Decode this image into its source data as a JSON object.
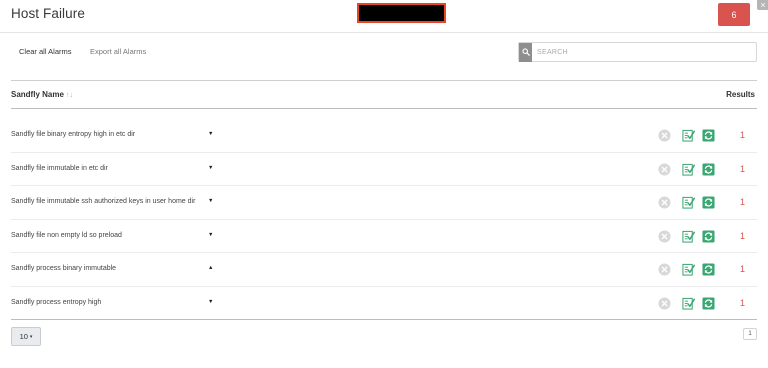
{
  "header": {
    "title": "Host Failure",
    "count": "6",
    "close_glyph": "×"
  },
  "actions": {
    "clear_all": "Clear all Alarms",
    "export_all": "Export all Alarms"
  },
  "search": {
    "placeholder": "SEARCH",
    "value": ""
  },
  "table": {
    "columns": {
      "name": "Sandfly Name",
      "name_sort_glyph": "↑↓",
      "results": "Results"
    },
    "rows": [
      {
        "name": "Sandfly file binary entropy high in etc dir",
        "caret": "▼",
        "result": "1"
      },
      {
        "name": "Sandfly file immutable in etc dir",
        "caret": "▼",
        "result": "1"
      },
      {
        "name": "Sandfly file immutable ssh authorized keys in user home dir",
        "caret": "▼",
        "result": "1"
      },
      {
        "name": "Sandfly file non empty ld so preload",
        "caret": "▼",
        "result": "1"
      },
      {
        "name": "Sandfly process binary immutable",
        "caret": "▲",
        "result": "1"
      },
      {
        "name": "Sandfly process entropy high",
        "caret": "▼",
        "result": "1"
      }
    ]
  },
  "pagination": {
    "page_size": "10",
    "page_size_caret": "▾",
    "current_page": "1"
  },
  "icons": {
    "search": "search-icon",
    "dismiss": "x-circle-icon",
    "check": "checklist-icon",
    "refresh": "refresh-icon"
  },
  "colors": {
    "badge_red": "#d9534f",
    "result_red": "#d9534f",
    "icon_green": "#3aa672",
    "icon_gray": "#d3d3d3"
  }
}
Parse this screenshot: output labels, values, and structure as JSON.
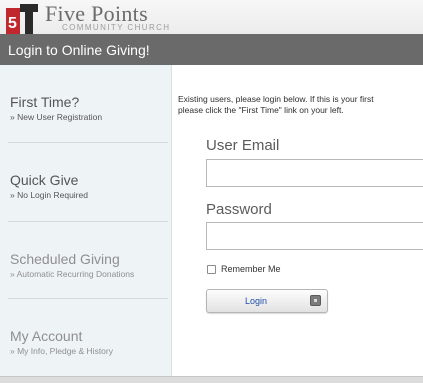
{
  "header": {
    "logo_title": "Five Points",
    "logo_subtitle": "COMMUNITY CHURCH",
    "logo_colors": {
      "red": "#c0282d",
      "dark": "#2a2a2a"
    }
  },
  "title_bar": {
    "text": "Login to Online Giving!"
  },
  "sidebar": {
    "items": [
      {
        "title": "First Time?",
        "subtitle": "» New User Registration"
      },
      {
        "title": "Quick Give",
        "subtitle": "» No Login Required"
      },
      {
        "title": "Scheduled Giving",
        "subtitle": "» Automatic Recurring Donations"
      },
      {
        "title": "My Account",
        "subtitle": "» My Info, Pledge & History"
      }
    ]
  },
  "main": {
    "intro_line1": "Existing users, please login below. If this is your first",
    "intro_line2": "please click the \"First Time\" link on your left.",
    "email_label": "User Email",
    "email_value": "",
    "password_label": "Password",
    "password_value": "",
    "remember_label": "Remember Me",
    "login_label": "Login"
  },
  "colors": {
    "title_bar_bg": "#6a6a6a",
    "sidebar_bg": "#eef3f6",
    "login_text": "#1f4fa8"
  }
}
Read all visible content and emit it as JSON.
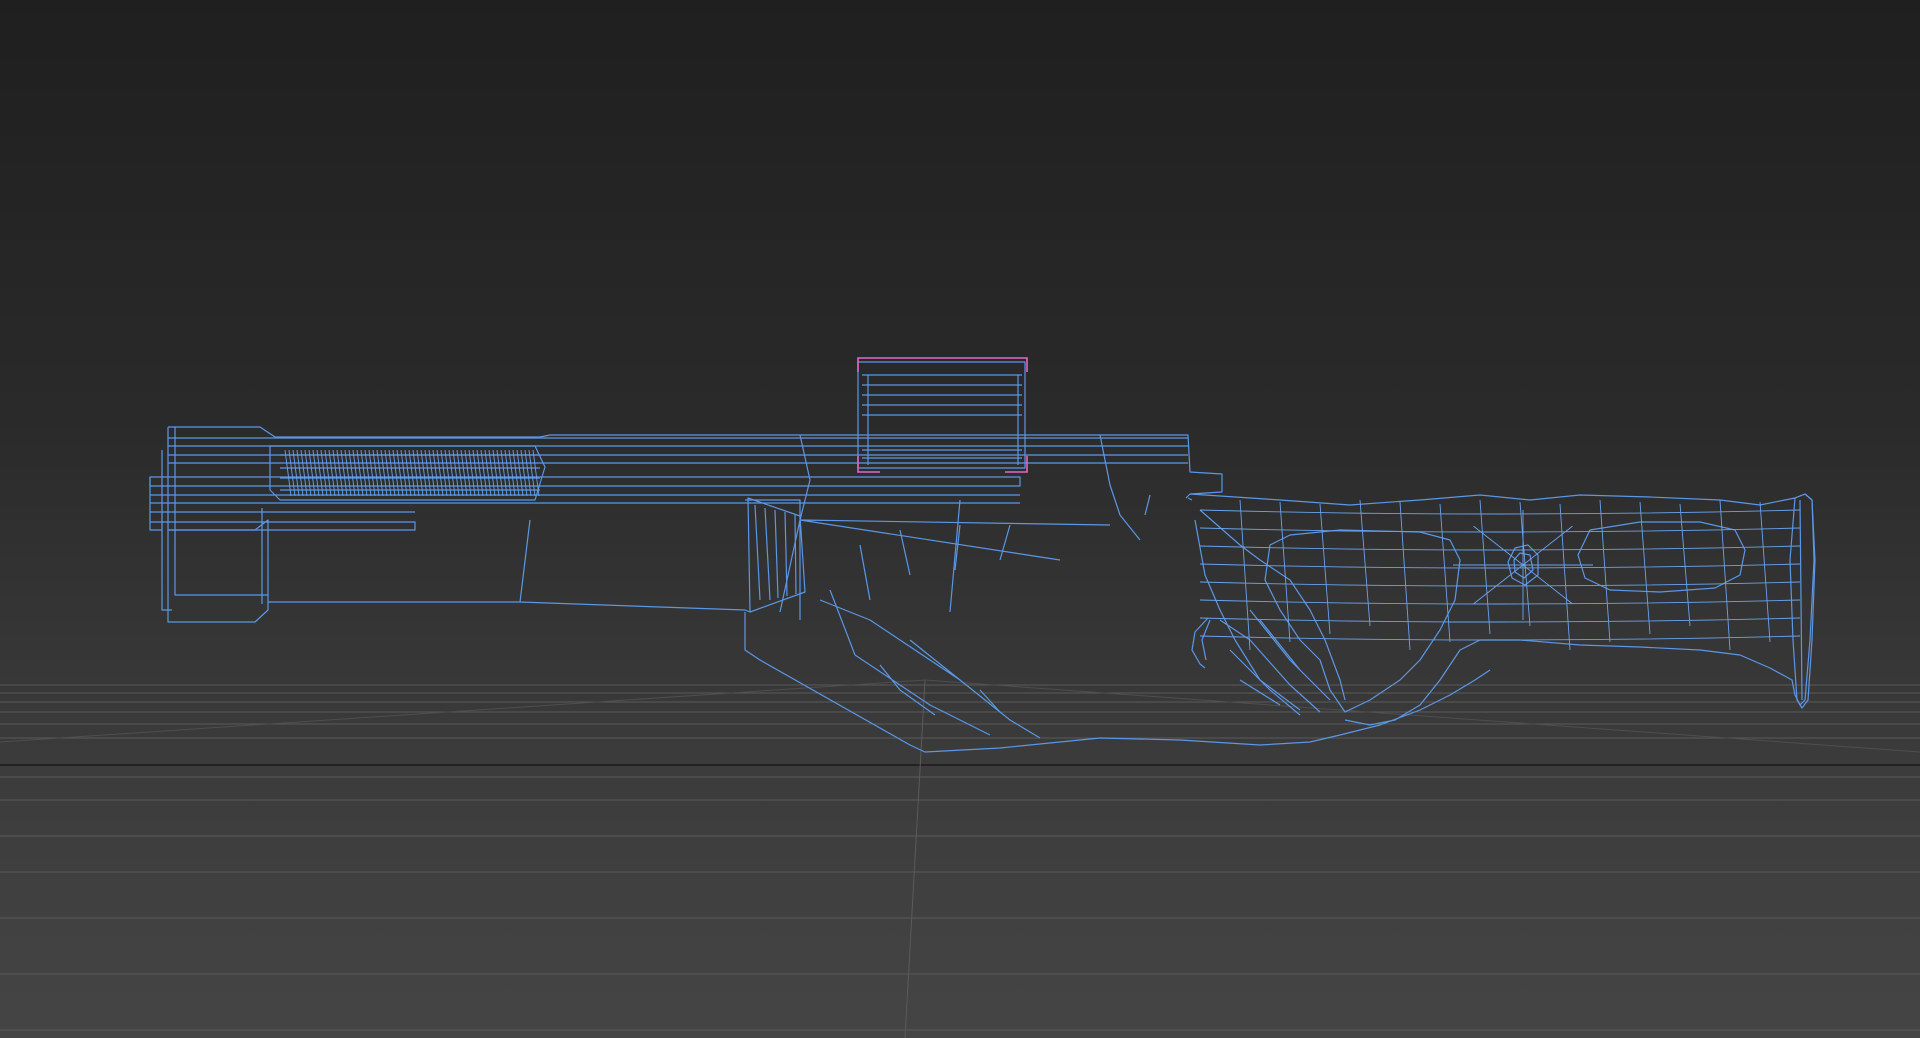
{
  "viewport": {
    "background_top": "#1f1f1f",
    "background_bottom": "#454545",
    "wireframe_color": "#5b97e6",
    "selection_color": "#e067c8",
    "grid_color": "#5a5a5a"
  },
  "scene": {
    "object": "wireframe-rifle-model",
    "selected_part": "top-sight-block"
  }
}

# # # #

▶ DIRECTION
In your copy of the records, include no pictures; repeat everything else exactly.

▶ FINISHED EXERCISE
Decode this image into its source data as a JSON object.
{
  "header": {
    "title": "Host Failure",
    "count": "6",
    "close_glyph": "×"
  },
  "actions": {
    "clear_all": "Clear all Alarms",
    "export_all": "Export all Alarms"
  },
  "search": {
    "placeholder": "SEARCH",
    "value": ""
  },
  "table": {
    "columns": {
      "name": "Sandfly Name",
      "name_sort_glyph": "↑↓",
      "results": "Results"
    },
    "rows": [
      {
        "name": "Sandfly file binary entropy high in etc dir",
        "caret": "▼",
        "result": "1"
      },
      {
        "name": "Sandfly file immutable in etc dir",
        "caret": "▼",
        "result": "1"
      },
      {
        "name": "Sandfly file immutable ssh authorized keys in user home dir",
        "caret": "▼",
        "result": "1"
      },
      {
        "name": "Sandfly file non empty ld so preload",
        "caret": "▼",
        "result": "1"
      },
      {
        "name": "Sandfly process binary immutable",
        "caret": "▲",
        "result": "1"
      },
      {
        "name": "Sandfly process entropy high",
        "caret": "▼",
        "result": "1"
      }
    ]
  },
  "pagination": {
    "page_size": "10",
    "page_size_caret": "▾",
    "current_page": "1"
  },
  "icons": {
    "search": "search-icon",
    "dismiss": "x-circle-icon",
    "check": "checklist-icon",
    "refresh": "refresh-icon"
  },
  "colors": {
    "badge_red": "#d9534f",
    "result_red": "#d9534f",
    "icon_green": "#3aa672",
    "icon_gray": "#d3d3d3"
  }
}
Parse this screenshot: output labels, values, and structure as JSON.
{
  "header": {
    "logo_title": "Five Points",
    "logo_subtitle": "COMMUNITY CHURCH",
    "logo_colors": {
      "red": "#c0282d",
      "dark": "#2a2a2a"
    }
  },
  "title_bar": {
    "text": "Login to Online Giving!"
  },
  "sidebar": {
    "items": [
      {
        "title": "First Time?",
        "subtitle": "» New User Registration"
      },
      {
        "title": "Quick Give",
        "subtitle": "» No Login Required"
      },
      {
        "title": "Scheduled Giving",
        "subtitle": "» Automatic Recurring Donations"
      },
      {
        "title": "My Account",
        "subtitle": "» My Info, Pledge & History"
      }
    ]
  },
  "main": {
    "intro_line1": "Existing users, please login below. If this is your first",
    "intro_line2": "please click the \"First Time\" link on your left.",
    "email_label": "User Email",
    "email_value": "",
    "password_label": "Password",
    "password_value": "",
    "remember_label": "Remember Me",
    "login_label": "Login"
  },
  "colors": {
    "title_bar_bg": "#6a6a6a",
    "sidebar_bg": "#eef3f6",
    "login_text": "#1f4fa8"
  }
}
Read all visible content and emit it as JSON.
{
  "viewport": {
    "background_top": "#1f1f1f",
    "background_bottom": "#454545",
    "wireframe_color": "#5b97e6",
    "selection_color": "#e067c8",
    "grid_color": "#5a5a5a"
  },
  "scene": {
    "object": "wireframe-rifle-model",
    "selected_part": "top-sight-block"
  }
}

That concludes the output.